> **Aim of the exercise**: Filter the data for lines with the word "corps", then copy every line so identified.

> **Dataset extract**:
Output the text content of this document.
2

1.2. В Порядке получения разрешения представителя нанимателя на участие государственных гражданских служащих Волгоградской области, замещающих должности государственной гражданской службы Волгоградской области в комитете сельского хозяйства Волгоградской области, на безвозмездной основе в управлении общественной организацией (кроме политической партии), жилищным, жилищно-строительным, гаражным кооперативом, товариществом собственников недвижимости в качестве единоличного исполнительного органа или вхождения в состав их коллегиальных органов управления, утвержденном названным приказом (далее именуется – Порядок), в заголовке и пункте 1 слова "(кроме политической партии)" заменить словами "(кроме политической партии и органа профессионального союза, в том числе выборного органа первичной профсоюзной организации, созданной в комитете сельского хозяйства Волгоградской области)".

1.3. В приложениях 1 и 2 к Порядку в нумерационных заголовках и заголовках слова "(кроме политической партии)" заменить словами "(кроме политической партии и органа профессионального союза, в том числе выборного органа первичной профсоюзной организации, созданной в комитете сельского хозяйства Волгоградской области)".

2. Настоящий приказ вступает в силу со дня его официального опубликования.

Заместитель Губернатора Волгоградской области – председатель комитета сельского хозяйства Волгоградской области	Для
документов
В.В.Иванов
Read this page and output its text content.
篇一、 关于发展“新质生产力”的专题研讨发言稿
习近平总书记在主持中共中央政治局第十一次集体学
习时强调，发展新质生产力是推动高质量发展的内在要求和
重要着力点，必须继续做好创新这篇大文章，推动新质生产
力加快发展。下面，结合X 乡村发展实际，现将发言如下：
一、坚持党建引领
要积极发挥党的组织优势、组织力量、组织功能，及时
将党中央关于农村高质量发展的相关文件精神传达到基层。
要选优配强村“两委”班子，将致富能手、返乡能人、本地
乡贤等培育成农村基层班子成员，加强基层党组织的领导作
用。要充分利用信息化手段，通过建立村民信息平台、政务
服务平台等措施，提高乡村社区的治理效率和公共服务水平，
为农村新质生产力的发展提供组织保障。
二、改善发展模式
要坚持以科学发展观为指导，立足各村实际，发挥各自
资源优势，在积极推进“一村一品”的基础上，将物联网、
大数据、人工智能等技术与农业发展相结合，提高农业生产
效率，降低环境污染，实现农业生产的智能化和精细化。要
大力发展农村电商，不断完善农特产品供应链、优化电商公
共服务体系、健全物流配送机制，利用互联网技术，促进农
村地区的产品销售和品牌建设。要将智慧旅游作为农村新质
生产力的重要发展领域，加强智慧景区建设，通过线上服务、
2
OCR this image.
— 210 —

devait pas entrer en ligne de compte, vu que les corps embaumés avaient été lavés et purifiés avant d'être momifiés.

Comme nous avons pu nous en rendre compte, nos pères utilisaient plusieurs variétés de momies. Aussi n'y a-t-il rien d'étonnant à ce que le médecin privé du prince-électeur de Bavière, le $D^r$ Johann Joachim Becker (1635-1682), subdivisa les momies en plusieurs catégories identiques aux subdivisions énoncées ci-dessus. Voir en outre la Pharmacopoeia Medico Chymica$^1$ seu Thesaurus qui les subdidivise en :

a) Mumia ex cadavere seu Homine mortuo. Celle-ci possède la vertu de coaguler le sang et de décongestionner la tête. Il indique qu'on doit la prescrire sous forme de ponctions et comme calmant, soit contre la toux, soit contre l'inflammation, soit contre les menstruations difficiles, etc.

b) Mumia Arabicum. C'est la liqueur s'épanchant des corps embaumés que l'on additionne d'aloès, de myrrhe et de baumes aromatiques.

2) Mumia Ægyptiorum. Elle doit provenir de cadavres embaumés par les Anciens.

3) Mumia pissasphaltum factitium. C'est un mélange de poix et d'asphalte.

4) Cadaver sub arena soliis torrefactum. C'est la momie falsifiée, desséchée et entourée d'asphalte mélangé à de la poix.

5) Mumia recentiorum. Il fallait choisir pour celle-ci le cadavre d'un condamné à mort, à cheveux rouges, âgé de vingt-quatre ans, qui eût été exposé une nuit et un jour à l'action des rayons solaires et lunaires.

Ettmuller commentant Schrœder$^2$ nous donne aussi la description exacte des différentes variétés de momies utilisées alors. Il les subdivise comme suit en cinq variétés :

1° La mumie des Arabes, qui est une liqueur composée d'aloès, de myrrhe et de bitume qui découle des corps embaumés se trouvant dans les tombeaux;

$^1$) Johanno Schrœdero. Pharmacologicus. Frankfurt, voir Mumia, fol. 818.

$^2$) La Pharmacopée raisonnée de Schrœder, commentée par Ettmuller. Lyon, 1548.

> **Final result**:
devait pas entrer en ligne de compte, vu que les corps embaumés avaient été lavés et purifiés avant d'être momifiés.
b) Mumia Arabicum. C'est la liqueur s'épanchant des corps embaumés que l'on additionne d'aloès, de myrrhe et de baumes aromatiques.
1° La mumie des Arabes, qui est une liqueur composée d'aloès, de myrrhe et de bitume qui découle des corps embaumés se trouvant dans les tombeaux;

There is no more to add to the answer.